Copy all the material that follows, keeping every character the same.

# # # # #

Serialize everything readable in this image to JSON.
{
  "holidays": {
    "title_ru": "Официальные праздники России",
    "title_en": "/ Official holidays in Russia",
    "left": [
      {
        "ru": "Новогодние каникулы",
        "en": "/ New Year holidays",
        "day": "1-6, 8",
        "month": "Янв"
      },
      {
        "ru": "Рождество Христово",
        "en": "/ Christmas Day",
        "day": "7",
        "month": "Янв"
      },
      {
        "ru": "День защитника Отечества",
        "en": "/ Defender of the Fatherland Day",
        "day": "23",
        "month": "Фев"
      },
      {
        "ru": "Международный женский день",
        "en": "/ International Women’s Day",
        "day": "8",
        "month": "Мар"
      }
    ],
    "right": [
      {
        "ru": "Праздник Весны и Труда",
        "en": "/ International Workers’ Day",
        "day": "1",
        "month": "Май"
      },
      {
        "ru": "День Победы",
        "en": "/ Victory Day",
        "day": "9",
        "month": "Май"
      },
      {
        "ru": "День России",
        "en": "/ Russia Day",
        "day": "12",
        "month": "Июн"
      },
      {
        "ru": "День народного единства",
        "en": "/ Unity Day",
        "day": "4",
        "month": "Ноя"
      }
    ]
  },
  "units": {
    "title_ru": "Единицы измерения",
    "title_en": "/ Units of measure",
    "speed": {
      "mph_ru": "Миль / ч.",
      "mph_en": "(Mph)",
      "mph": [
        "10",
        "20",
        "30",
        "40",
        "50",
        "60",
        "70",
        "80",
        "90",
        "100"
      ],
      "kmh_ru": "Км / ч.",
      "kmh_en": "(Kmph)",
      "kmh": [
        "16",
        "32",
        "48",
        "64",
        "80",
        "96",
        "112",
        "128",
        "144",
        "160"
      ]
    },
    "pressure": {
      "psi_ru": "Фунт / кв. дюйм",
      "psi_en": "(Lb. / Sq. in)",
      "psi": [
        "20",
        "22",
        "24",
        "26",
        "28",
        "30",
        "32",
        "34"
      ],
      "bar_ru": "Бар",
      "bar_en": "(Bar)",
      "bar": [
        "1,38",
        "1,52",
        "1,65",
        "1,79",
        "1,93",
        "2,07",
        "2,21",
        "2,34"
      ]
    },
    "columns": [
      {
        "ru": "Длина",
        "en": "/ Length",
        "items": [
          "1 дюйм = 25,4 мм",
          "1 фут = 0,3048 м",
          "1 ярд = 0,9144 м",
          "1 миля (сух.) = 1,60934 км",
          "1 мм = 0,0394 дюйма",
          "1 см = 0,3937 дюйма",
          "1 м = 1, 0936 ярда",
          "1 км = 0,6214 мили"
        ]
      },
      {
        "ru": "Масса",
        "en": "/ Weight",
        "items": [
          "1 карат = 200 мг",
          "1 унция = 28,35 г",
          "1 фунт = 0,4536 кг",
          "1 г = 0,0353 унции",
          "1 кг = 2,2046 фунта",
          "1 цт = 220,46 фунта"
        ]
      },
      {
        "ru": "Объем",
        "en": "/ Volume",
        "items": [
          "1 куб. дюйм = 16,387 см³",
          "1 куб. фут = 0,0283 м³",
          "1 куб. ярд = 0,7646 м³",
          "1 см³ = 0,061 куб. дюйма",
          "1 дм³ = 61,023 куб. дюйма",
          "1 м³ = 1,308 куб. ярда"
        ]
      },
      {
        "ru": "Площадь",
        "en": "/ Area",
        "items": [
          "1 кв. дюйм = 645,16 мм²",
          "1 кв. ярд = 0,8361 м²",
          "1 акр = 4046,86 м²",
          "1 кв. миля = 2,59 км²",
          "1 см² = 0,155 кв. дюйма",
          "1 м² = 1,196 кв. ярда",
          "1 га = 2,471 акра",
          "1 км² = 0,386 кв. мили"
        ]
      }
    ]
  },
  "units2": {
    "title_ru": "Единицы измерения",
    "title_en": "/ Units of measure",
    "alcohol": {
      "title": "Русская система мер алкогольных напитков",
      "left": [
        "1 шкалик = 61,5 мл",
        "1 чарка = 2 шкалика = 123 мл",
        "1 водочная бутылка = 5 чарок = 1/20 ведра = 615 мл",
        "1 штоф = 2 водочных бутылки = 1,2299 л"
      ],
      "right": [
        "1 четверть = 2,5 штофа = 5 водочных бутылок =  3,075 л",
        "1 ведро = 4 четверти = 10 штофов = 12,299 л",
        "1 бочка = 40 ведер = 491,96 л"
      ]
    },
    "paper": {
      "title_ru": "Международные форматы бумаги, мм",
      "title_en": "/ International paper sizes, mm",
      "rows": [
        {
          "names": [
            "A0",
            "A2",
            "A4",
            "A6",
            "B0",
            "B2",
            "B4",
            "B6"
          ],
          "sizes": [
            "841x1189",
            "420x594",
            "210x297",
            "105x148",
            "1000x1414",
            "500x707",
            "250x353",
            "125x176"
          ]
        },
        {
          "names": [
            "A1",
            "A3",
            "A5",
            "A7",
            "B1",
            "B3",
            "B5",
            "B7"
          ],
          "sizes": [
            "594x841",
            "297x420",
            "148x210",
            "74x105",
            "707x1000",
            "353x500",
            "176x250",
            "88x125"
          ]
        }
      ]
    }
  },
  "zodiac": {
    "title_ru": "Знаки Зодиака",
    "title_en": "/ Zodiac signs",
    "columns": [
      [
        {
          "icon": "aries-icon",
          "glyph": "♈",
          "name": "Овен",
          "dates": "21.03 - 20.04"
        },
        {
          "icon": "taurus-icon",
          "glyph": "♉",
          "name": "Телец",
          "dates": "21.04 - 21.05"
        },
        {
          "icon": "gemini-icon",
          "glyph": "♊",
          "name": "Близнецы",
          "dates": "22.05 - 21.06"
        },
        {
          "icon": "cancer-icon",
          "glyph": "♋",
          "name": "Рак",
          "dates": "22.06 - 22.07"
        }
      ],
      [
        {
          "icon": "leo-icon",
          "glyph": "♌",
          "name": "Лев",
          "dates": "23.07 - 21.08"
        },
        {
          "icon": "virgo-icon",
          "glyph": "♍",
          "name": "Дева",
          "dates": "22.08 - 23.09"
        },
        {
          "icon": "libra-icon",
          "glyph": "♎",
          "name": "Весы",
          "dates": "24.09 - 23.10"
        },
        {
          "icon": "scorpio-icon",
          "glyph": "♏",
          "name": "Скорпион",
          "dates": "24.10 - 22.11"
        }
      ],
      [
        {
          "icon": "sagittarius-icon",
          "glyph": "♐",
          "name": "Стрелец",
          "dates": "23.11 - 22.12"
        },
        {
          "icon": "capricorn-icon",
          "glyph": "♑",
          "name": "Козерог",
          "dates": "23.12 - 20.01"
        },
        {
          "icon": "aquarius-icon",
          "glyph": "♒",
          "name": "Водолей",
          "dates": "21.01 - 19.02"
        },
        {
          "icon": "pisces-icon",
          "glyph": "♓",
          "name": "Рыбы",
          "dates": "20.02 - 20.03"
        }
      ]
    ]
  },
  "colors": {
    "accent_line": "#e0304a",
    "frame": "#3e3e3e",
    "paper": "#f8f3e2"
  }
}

# # # # #

§ Answer to this task:
Serialize everything readable in this image to JSON.
{
  "holidays": {
    "title_ru": "Официальные праздники России",
    "title_en": "/ Official holidays in Russia",
    "left": [
      {
        "ru": "Новогодние каникулы",
        "en": "/ New Year holidays",
        "day": "1-6, 8",
        "month": "Янв"
      },
      {
        "ru": "Рождество Христово",
        "en": "/ Christmas Day",
        "day": "7",
        "month": "Янв"
      },
      {
        "ru": "День защитника Отечества",
        "en": "/ Defender of the Fatherland Day",
        "day": "23",
        "month": "Фев"
      },
      {
        "ru": "Международный женский день",
        "en": "/ International Women’s Day",
        "day": "8",
        "month": "Мар"
      }
    ],
    "right": [
      {
        "ru": "Праздник Весны и Труда",
        "en": "/ International Workers’ Day",
        "day": "1",
        "month": "Май"
      },
      {
        "ru": "День Победы",
        "en": "/ Victory Day",
        "day": "9",
        "month": "Май"
      },
      {
        "ru": "День России",
        "en": "/ Russia Day",
        "day": "12",
        "month": "Июн"
      },
      {
        "ru": "День народного единства",
        "en": "/ Unity Day",
        "day": "4",
        "month": "Ноя"
      }
    ]
  },
  "units": {
    "title_ru": "Единицы измерения",
    "title_en": "/ Units of measure",
    "speed": {
      "mph_ru": "Миль / ч.",
      "mph_en": "(Mph)",
      "mph": [
        "10",
        "20",
        "30",
        "40",
        "50",
        "60",
        "70",
        "80",
        "90",
        "100"
      ],
      "kmh_ru": "Км / ч.",
      "kmh_en": "(Kmph)",
      "kmh": [
        "16",
        "32",
        "48",
        "64",
        "80",
        "96",
        "112",
        "128",
        "144",
        "160"
      ]
    },
    "pressure": {
      "psi_ru": "Фунт / кв. дюйм",
      "psi_en": "(Lb. / Sq. in)",
      "psi": [
        "20",
        "22",
        "24",
        "26",
        "28",
        "30",
        "32",
        "34"
      ],
      "bar_ru": "Бар",
      "bar_en": "(Bar)",
      "bar": [
        "1,38",
        "1,52",
        "1,65",
        "1,79",
        "1,93",
        "2,07",
        "2,21",
        "2,34"
      ]
    },
    "columns": [
      {
        "ru": "Длина",
        "en": "/ Length",
        "items": [
          "1 дюйм = 25,4 мм",
          "1 фут = 0,3048 м",
          "1 ярд = 0,9144 м",
          "1 миля (сух.) = 1,60934 км",
          "1 мм = 0,0394 дюйма",
          "1 см = 0,3937 дюйма",
          "1 м = 1, 0936 ярда",
          "1 км = 0,6214 мили"
        ]
      },
      {
        "ru": "Масса",
        "en": "/ Weight",
        "items": [
          "1 карат = 200 мг",
          "1 унция = 28,35 г",
          "1 фунт = 0,4536 кг",
          "1 г = 0,0353 унции",
          "1 кг = 2,2046 фунта",
          "1 цт = 220,46 фунта"
        ]
      },
      {
        "ru": "Объем",
        "en": "/ Volume",
        "items": [
          "1 куб. дюйм = 16,387 см³",
          "1 куб. фут = 0,0283 м³",
          "1 куб. ярд = 0,7646 м³",
          "1 см³ = 0,061 куб. дюйма",
          "1 дм³ = 61,023 куб. дюйма",
          "1 м³ = 1,308 куб. ярда"
        ]
      },
      {
        "ru": "Площадь",
        "en": "/ Area",
        "items": [
          "1 кв. дюйм = 645,16 мм²",
          "1 кв. ярд = 0,8361 м²",
          "1 акр = 4046,86 м²",
          "1 кв. миля = 2,59 км²",
          "1 см² = 0,155 кв. дюйма",
          "1 м² = 1,196 кв. ярда",
          "1 га = 2,471 акра",
          "1 км² = 0,386 кв. мили"
        ]
      }
    ]
  },
  "units2": {
    "title_ru": "Единицы измерения",
    "title_en": "/ Units of measure",
    "alcohol": {
      "title": "Русская система мер алкогольных напитков",
      "left": [
        "1 шкалик = 61,5 мл",
        "1 чарка = 2 шкалика = 123 мл",
        "1 водочная бутылка = 5 чарок = 1/20 ведра = 615 мл",
        "1 штоф = 2 водочных бутылки = 1,2299 л"
      ],
      "right": [
        "1 четверть = 2,5 штофа = 5 водочных бутылок =  3,075 л",
        "1 ведро = 4 четверти = 10 штофов = 12,299 л",
        "1 бочка = 40 ведер = 491,96 л"
      ]
    },
    "paper": {
      "title_ru": "Международные форматы бумаги, мм",
      "title_en": "/ International paper sizes, mm",
      "rows": [
        {
          "names": [
            "A0",
            "A2",
            "A4",
            "A6",
            "B0",
            "B2",
            "B4",
            "B6"
          ],
          "sizes": [
            "841x1189",
            "420x594",
            "210x297",
            "105x148",
            "1000x1414",
            "500x707",
            "250x353",
            "125x176"
          ]
        },
        {
          "names": [
            "A1",
            "A3",
            "A5",
            "A7",
            "B1",
            "B3",
            "B5",
            "B7"
          ],
          "sizes": [
            "594x841",
            "297x420",
            "148x210",
            "74x105",
            "707x1000",
            "353x500",
            "176x250",
            "88x125"
          ]
        }
      ]
    }
  },
  "zodiac": {
    "title_ru": "Знаки Зодиака",
    "title_en": "/ Zodiac signs",
    "columns": [
      [
        {
          "icon": "aries-icon",
          "glyph": "♈",
          "name": "Овен",
          "dates": "21.03 - 20.04"
        },
        {
          "icon": "taurus-icon",
          "glyph": "♉",
          "name": "Телец",
          "dates": "21.04 - 21.05"
        },
        {
          "icon": "gemini-icon",
          "glyph": "♊",
          "name": "Близнецы",
          "dates": "22.05 - 21.06"
        },
        {
          "icon": "cancer-icon",
          "glyph": "♋",
          "name": "Рак",
          "dates": "22.06 - 22.07"
        }
      ],
      [
        {
          "icon": "leo-icon",
          "glyph": "♌",
          "name": "Лев",
          "dates": "23.07 - 21.08"
        },
        {
          "icon": "virgo-icon",
          "glyph": "♍",
          "name": "Дева",
          "dates": "22.08 - 23.09"
        },
        {
          "icon": "libra-icon",
          "glyph": "♎",
          "name": "Весы",
          "dates": "24.09 - 23.10"
        },
        {
          "icon": "scorpio-icon",
          "glyph": "♏",
          "name": "Скорпион",
          "dates": "24.10 - 22.11"
        }
      ],
      [
        {
          "icon": "sagittarius-icon",
          "glyph": "♐",
          "name": "Стрелец",
          "dates": "23.11 - 22.12"
        },
        {
          "icon": "capricorn-icon",
          "glyph": "♑",
          "name": "Козерог",
          "dates": "23.12 - 20.01"
        },
        {
          "icon": "aquarius-icon",
          "glyph": "♒",
          "name": "Водолей",
          "dates": "21.01 - 19.02"
        },
        {
          "icon": "pisces-icon",
          "glyph": "♓",
          "name": "Рыбы",
          "dates": "20.02 - 20.03"
        }
      ]
    ]
  },
  "colors": {
    "accent_line": "#e0304a",
    "frame": "#3e3e3e",
    "paper": "#f8f3e2"
  }
}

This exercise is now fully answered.